WHAT IS ASKED:
Search the data for the word "name" and copy every line that contains it.

(Chart and figure data)
• • • • •
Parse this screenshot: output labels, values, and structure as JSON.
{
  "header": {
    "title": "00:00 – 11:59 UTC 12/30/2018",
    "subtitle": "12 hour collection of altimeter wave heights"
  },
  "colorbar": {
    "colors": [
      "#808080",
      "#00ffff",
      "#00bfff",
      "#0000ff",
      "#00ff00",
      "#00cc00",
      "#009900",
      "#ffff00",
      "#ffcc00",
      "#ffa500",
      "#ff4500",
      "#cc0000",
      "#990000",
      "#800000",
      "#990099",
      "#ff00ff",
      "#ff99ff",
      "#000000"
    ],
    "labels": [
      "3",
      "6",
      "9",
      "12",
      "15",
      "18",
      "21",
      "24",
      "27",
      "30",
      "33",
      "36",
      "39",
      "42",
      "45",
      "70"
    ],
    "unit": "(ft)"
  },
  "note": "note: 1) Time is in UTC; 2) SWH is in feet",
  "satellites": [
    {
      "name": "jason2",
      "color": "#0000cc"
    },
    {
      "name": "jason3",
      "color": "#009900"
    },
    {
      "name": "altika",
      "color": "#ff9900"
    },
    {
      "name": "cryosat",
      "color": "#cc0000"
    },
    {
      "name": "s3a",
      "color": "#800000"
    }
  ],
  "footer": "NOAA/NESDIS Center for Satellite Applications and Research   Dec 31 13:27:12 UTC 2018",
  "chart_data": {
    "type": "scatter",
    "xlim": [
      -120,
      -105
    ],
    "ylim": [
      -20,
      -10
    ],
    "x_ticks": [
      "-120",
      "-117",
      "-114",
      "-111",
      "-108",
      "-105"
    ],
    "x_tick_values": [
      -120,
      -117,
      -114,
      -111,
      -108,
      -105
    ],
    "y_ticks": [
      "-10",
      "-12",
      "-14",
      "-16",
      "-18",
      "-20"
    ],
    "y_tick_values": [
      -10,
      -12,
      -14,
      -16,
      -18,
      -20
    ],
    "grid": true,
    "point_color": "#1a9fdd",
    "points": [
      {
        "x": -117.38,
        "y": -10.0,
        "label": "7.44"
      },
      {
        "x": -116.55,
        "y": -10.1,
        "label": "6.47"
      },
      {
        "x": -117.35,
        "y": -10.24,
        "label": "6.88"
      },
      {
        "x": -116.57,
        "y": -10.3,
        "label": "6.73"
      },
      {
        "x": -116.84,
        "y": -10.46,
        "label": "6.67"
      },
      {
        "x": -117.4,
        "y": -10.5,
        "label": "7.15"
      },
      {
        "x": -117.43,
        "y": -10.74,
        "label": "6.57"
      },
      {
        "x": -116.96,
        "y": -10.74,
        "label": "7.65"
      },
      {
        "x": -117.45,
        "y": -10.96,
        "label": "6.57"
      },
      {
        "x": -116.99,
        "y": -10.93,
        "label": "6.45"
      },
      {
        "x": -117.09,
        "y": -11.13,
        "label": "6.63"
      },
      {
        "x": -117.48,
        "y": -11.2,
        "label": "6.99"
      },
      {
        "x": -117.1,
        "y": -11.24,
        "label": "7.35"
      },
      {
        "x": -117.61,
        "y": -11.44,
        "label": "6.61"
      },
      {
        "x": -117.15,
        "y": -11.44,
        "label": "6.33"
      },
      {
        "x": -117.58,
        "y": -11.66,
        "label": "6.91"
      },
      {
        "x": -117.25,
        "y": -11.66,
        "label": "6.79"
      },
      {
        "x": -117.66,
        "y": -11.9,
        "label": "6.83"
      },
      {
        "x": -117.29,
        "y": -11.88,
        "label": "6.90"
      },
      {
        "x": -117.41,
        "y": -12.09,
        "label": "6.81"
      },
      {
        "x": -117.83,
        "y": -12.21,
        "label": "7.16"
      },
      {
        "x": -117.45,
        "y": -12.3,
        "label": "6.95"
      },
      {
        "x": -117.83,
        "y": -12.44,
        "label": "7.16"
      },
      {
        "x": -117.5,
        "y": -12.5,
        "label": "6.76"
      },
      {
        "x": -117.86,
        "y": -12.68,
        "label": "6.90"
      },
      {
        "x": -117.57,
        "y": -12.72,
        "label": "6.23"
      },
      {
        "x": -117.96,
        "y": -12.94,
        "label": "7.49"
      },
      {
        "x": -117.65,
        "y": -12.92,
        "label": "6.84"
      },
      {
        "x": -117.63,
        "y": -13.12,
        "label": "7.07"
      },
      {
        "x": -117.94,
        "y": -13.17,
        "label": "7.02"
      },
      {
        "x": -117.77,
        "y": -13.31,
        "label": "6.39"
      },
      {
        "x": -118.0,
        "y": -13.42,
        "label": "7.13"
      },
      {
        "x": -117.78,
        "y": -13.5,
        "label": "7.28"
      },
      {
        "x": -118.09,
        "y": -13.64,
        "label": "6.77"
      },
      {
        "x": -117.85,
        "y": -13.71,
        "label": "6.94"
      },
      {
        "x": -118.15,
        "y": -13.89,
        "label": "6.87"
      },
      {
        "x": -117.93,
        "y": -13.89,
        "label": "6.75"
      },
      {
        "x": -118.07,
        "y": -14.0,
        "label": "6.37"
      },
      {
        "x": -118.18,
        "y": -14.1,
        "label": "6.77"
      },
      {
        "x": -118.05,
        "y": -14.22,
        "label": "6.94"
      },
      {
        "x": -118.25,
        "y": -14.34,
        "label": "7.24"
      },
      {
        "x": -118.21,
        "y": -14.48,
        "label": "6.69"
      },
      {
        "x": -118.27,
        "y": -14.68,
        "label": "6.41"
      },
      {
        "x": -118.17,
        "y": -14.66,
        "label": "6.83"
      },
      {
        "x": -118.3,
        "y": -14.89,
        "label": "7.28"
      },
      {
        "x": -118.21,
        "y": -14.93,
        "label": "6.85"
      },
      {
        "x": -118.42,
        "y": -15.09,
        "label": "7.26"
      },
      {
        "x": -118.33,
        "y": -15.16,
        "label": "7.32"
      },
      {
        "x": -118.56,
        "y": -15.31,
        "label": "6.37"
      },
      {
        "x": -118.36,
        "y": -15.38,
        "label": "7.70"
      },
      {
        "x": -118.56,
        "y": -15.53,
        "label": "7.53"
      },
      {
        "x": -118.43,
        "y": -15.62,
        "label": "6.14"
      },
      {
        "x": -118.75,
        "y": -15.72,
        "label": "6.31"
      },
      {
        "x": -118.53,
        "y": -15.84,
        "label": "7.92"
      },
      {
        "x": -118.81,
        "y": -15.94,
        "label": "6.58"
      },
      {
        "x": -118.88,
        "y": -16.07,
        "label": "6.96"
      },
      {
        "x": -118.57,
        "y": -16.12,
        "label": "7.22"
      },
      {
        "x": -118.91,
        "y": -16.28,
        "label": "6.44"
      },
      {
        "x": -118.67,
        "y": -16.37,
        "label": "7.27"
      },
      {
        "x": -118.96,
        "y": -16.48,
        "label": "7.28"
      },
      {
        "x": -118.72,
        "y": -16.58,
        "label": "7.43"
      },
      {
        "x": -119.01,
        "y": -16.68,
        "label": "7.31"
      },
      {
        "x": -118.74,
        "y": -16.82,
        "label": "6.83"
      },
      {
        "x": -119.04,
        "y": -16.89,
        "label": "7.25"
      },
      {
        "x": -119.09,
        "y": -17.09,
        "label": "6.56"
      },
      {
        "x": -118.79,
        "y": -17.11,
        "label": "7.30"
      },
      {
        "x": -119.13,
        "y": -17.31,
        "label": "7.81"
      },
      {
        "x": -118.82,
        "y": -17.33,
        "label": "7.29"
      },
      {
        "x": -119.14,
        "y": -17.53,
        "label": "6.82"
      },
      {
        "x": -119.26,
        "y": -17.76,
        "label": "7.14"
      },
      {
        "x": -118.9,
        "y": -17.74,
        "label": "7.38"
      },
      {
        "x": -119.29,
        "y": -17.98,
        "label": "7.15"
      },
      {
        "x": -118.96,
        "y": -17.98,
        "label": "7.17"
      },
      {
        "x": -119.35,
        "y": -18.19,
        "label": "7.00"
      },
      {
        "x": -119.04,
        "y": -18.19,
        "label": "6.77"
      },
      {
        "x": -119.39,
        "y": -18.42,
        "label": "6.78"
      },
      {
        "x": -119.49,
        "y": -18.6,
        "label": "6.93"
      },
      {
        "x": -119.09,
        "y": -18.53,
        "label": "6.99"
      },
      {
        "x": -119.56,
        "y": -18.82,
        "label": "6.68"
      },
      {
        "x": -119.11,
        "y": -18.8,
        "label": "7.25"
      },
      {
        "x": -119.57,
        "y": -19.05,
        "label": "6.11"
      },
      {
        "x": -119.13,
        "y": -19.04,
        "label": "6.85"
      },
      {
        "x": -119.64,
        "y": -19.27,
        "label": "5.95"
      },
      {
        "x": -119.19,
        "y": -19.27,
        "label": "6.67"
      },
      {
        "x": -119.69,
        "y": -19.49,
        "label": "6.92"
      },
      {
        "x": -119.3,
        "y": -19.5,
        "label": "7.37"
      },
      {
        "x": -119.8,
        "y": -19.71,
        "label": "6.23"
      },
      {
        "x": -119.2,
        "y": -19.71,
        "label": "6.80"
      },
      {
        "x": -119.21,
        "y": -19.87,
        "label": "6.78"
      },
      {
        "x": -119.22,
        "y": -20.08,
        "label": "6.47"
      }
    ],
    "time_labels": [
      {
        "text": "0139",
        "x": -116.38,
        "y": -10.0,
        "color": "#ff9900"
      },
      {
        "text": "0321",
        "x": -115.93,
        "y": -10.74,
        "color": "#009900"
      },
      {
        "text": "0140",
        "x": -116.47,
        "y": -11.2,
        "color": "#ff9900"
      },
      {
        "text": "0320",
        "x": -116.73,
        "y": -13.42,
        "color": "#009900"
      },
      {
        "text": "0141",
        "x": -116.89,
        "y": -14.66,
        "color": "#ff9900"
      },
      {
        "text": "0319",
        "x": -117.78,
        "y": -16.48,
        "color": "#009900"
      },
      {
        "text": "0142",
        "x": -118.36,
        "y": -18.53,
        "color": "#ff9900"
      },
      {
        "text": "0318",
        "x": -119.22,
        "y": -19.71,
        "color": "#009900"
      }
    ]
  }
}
• • • • •
THE COMPLETED TASK:
      "name": "jason2",
      "name": "jason3",
      "name": "altika",
      "name": "cryosat",
      "name": "s3a",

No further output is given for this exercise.